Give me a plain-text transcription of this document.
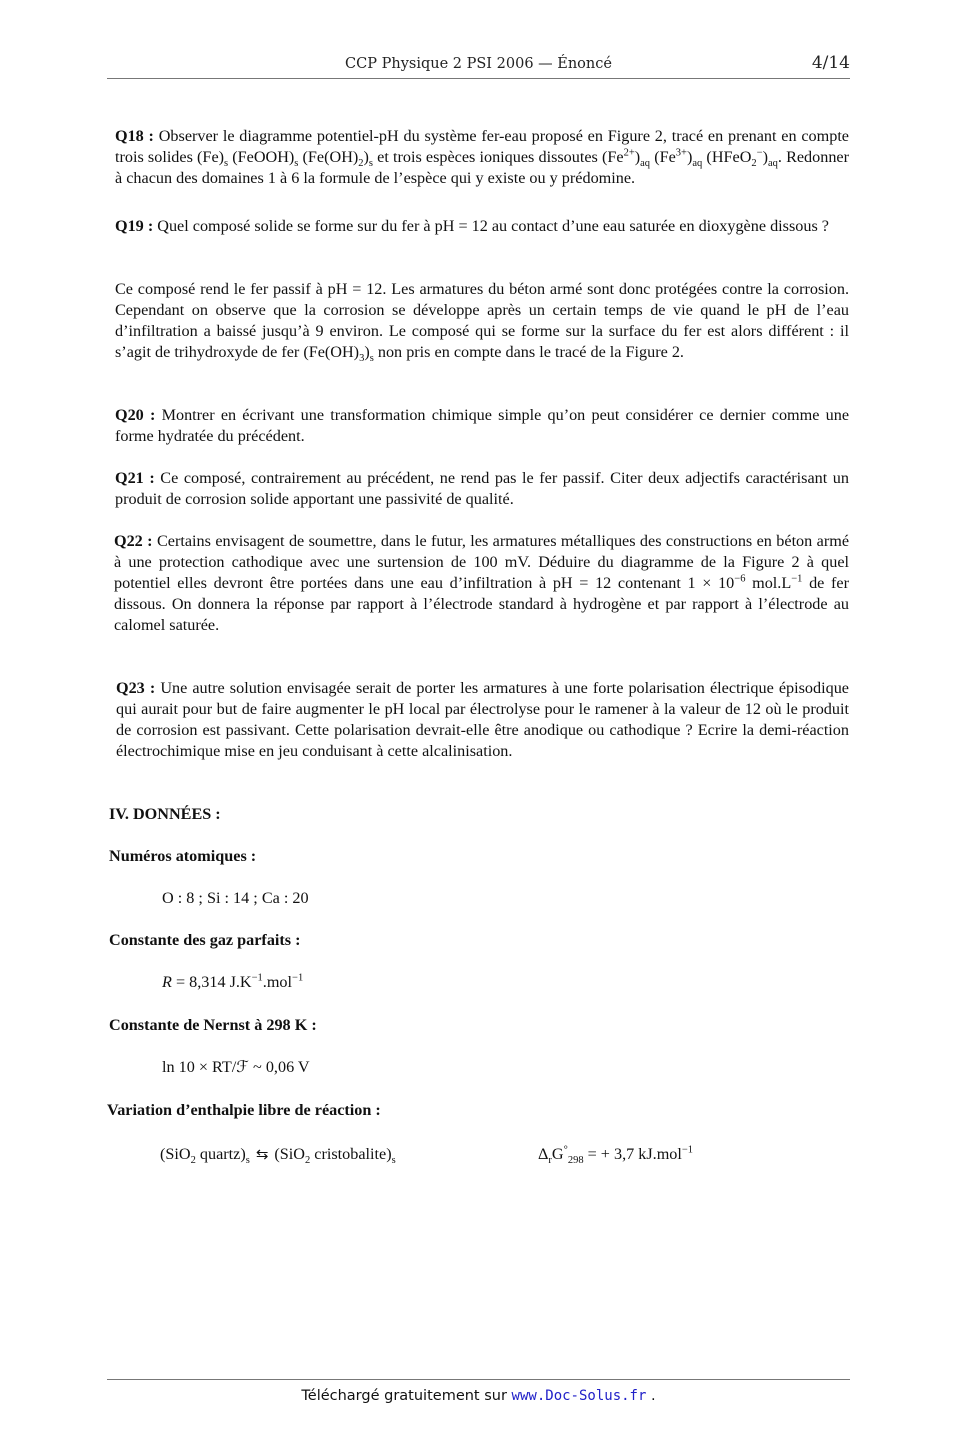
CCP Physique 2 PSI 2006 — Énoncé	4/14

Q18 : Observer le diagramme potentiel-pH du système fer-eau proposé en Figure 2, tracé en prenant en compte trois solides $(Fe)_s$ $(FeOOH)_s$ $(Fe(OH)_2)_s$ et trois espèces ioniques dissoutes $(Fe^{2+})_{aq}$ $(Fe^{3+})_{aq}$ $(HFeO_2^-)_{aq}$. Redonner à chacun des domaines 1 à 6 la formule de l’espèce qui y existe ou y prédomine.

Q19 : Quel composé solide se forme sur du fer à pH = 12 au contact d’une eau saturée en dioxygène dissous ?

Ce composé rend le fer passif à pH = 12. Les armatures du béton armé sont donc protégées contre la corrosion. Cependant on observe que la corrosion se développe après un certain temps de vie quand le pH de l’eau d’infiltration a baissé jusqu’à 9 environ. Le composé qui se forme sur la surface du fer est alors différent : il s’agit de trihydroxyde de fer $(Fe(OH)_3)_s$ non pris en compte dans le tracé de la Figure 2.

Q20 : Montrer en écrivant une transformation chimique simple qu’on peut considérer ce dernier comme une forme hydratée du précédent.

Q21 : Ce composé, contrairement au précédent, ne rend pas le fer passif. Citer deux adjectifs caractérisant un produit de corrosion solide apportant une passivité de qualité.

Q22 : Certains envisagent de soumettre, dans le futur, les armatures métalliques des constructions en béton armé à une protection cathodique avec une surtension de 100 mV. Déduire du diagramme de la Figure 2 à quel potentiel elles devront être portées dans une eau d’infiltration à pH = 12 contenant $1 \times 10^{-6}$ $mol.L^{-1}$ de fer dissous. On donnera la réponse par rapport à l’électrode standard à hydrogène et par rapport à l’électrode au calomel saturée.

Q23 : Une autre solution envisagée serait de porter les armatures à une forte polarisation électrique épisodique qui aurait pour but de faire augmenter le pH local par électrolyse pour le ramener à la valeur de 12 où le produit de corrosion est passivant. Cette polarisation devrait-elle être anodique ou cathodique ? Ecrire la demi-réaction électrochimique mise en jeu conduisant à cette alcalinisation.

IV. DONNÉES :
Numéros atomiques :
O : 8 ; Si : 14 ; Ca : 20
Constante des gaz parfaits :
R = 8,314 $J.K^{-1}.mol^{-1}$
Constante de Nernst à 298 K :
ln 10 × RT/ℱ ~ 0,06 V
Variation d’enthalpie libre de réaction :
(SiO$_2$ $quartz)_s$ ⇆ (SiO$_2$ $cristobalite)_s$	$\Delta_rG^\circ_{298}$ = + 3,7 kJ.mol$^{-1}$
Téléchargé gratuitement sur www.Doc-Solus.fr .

━━━━━━━━━━━━━━━━━━━━━━━━━━━━━━

GIVEN INSTRUCTION — Go through the entries above and output them exactly, without pictures.

ANSWER TO THE PROBLEM —
Give me a plain-text transcription of this document.
CCP Physique 2 PSI 2006 — Énoncé	4/14

Q18 : Observer le diagramme potentiel-pH du système fer-eau proposé en Figure 2, tracé en prenant en compte trois solides $(Fe)_s$ $(FeOOH)_s$ $(Fe(OH)_2)_s$ et trois espèces ioniques dissoutes $(Fe^{2+})_{aq}$ $(Fe^{3+})_{aq}$ $(HFeO_2^-)_{aq}$. Redonner à chacun des domaines 1 à 6 la formule de l’espèce qui y existe ou y prédomine.

Q19 : Quel composé solide se forme sur du fer à pH = 12 au contact d’une eau saturée en dioxygène dissous ?

Ce composé rend le fer passif à pH = 12. Les armatures du béton armé sont donc protégées contre la corrosion. Cependant on observe que la corrosion se développe après un certain temps de vie quand le pH de l’eau d’infiltration a baissé jusqu’à 9 environ. Le composé qui se forme sur la surface du fer est alors différent : il s’agit de trihydroxyde de fer $(Fe(OH)_3)_s$ non pris en compte dans le tracé de la Figure 2.

Q20 : Montrer en écrivant une transformation chimique simple qu’on peut considérer ce dernier comme une forme hydratée du précédent.

Q21 : Ce composé, contrairement au précédent, ne rend pas le fer passif. Citer deux adjectifs caractérisant un produit de corrosion solide apportant une passivité de qualité.

Q22 : Certains envisagent de soumettre, dans le futur, les armatures métalliques des constructions en béton armé à une protection cathodique avec une surtension de 100 mV. Déduire du diagramme de la Figure 2 à quel potentiel elles devront être portées dans une eau d’infiltration à pH = 12 contenant $1 \times 10^{-6}$ $mol.L^{-1}$ de fer dissous. On donnera la réponse par rapport à l’électrode standard à hydrogène et par rapport à l’électrode au calomel saturée.

Q23 : Une autre solution envisagée serait de porter les armatures à une forte polarisation électrique épisodique qui aurait pour but de faire augmenter le pH local par électrolyse pour le ramener à la valeur de 12 où le produit de corrosion est passivant. Cette polarisation devrait-elle être anodique ou cathodique ? Ecrire la demi-réaction électrochimique mise en jeu conduisant à cette alcalinisation.

IV. DONNÉES :
Numéros atomiques :
O : 8 ; Si : 14 ; Ca : 20
Constante des gaz parfaits :
R = 8,314 $J.K^{-1}.mol^{-1}$
Constante de Nernst à 298 K :
ln 10 × RT/ℱ ~ 0,06 V
Variation d’enthalpie libre de réaction :
(SiO$_2$ $quartz)_s$ ⇆ (SiO$_2$ $cristobalite)_s$	$\Delta_rG^\circ_{298}$ = + 3,7 kJ.mol$^{-1}$
Téléchargé gratuitement sur www.Doc-Solus.fr .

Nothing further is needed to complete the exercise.